## WHAT TO PRODUCE:
Reproduce all records exactly.

## DATA PROVIDED:

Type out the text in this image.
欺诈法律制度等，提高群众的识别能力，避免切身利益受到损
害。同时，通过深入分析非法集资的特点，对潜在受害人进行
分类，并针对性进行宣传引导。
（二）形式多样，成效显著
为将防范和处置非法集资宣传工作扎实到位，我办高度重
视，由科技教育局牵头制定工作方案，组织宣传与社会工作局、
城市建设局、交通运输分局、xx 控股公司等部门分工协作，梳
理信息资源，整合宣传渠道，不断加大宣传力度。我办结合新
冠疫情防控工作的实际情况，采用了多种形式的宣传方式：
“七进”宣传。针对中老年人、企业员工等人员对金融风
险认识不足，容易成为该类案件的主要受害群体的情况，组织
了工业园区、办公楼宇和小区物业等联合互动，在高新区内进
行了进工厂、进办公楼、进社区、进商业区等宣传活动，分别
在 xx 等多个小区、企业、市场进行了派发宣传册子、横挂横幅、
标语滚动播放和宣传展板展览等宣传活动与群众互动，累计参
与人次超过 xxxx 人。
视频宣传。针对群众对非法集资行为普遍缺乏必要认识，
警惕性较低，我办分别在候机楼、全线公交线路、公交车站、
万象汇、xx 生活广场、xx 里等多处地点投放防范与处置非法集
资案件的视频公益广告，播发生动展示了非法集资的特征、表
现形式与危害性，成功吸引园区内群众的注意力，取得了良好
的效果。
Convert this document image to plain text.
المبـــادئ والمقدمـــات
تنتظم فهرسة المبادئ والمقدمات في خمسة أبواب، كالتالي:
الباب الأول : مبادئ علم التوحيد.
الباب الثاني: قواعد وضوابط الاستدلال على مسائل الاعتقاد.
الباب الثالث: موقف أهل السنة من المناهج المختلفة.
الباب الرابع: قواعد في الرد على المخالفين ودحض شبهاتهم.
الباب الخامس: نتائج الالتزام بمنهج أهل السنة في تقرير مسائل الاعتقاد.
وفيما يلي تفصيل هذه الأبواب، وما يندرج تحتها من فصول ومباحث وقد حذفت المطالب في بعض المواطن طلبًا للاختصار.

## EXERCISE ANSWER:
Type out the text in this image.
欺诈法律制度等，提高群众的识别能力，避免切身利益受到损
害。同时，通过深入分析非法集资的特点，对潜在受害人进行
分类，并针对性进行宣传引导。
（二）形式多样，成效显著
为将防范和处置非法集资宣传工作扎实到位，我办高度重
视，由科技教育局牵头制定工作方案，组织宣传与社会工作局、
城市建设局、交通运输分局、xx 控股公司等部门分工协作，梳
理信息资源，整合宣传渠道，不断加大宣传力度。我办结合新
冠疫情防控工作的实际情况，采用了多种形式的宣传方式：
“七进”宣传。针对中老年人、企业员工等人员对金融风
险认识不足，容易成为该类案件的主要受害群体的情况，组织
了工业园区、办公楼宇和小区物业等联合互动，在高新区内进
行了进工厂、进办公楼、进社区、进商业区等宣传活动，分别
在 xx 等多个小区、企业、市场进行了派发宣传册子、横挂横幅、
标语滚动播放和宣传展板展览等宣传活动与群众互动，累计参
与人次超过 xxxx 人。
视频宣传。针对群众对非法集资行为普遍缺乏必要认识，
警惕性较低，我办分别在候机楼、全线公交线路、公交车站、
万象汇、xx 生活广场、xx 里等多处地点投放防范与处置非法集
资案件的视频公益广告，播发生动展示了非法集资的特征、表
现形式与危害性，成功吸引园区内群众的注意力，取得了良好
的效果。
Convert this document image to plain text.
المبـــادئ والمقدمـــات
تنتظم فهرسة المبادئ والمقدمات في خمسة أبواب، كالتالي:
الباب الأول : مبادئ علم التوحيد.
الباب الثاني: قواعد وضوابط الاستدلال على مسائل الاعتقاد.
الباب الثالث: موقف أهل السنة من المناهج المختلفة.
الباب الرابع: قواعد في الرد على المخالفين ودحض شبهاتهم.
الباب الخامس: نتائج الالتزام بمنهج أهل السنة في تقرير مسائل الاعتقاد.
وفيما يلي تفصيل هذه الأبواب، وما يندرج تحتها من فصول ومباحث وقد حذفت المطالب في بعض المواطن طلبًا للاختصار.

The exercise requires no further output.